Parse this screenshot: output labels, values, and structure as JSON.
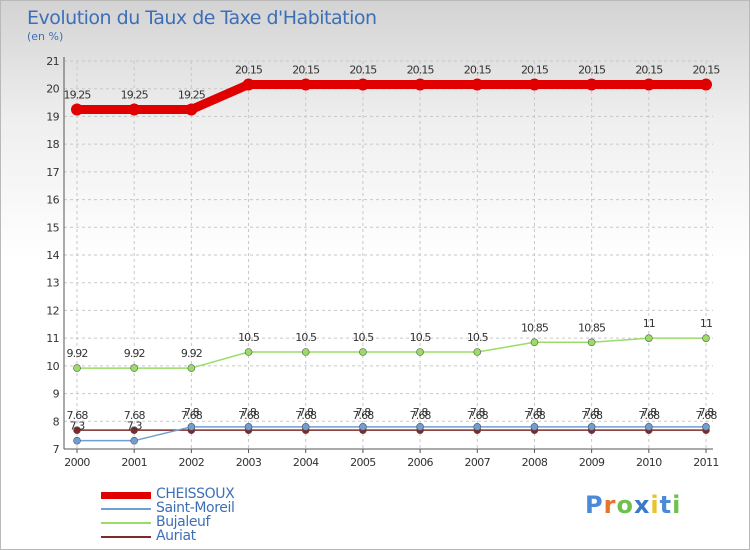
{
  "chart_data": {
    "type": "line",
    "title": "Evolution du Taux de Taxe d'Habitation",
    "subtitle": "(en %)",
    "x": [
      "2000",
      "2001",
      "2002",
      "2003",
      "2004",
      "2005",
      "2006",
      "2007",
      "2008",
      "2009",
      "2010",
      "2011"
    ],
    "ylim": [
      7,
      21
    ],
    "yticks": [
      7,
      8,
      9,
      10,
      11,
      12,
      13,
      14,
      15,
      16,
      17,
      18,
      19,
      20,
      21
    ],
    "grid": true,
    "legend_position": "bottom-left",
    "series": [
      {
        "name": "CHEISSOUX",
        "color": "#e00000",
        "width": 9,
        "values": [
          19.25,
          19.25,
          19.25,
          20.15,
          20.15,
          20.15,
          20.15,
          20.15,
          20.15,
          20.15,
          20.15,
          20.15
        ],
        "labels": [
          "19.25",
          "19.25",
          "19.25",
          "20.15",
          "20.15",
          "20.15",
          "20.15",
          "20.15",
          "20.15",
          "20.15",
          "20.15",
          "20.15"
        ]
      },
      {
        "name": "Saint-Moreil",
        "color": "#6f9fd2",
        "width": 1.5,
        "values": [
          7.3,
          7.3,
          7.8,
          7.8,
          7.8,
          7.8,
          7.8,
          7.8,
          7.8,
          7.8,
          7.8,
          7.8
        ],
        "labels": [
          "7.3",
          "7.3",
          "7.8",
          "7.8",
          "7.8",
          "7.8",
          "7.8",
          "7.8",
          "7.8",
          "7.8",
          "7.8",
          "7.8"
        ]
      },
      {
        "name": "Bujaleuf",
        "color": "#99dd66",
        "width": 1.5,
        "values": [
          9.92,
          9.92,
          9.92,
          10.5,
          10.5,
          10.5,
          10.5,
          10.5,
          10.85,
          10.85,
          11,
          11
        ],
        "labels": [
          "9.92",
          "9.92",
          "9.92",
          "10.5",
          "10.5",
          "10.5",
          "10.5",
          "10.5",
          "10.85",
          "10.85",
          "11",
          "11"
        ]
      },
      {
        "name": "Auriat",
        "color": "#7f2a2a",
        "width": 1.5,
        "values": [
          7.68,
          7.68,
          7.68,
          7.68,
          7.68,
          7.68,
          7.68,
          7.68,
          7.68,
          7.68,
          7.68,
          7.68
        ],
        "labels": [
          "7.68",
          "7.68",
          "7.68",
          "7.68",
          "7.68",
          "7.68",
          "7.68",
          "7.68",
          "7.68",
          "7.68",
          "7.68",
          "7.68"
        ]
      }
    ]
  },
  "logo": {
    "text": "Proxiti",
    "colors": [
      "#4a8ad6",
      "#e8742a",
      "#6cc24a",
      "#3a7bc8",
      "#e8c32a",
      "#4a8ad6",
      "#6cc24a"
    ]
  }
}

» Exercise: From the entries above, select each line containing the string "name".

» Completed task:
        "name": "CHEISSOUX",
        "name": "Saint-Moreil",
        "name": "Bujaleuf",
        "name": "Auriat",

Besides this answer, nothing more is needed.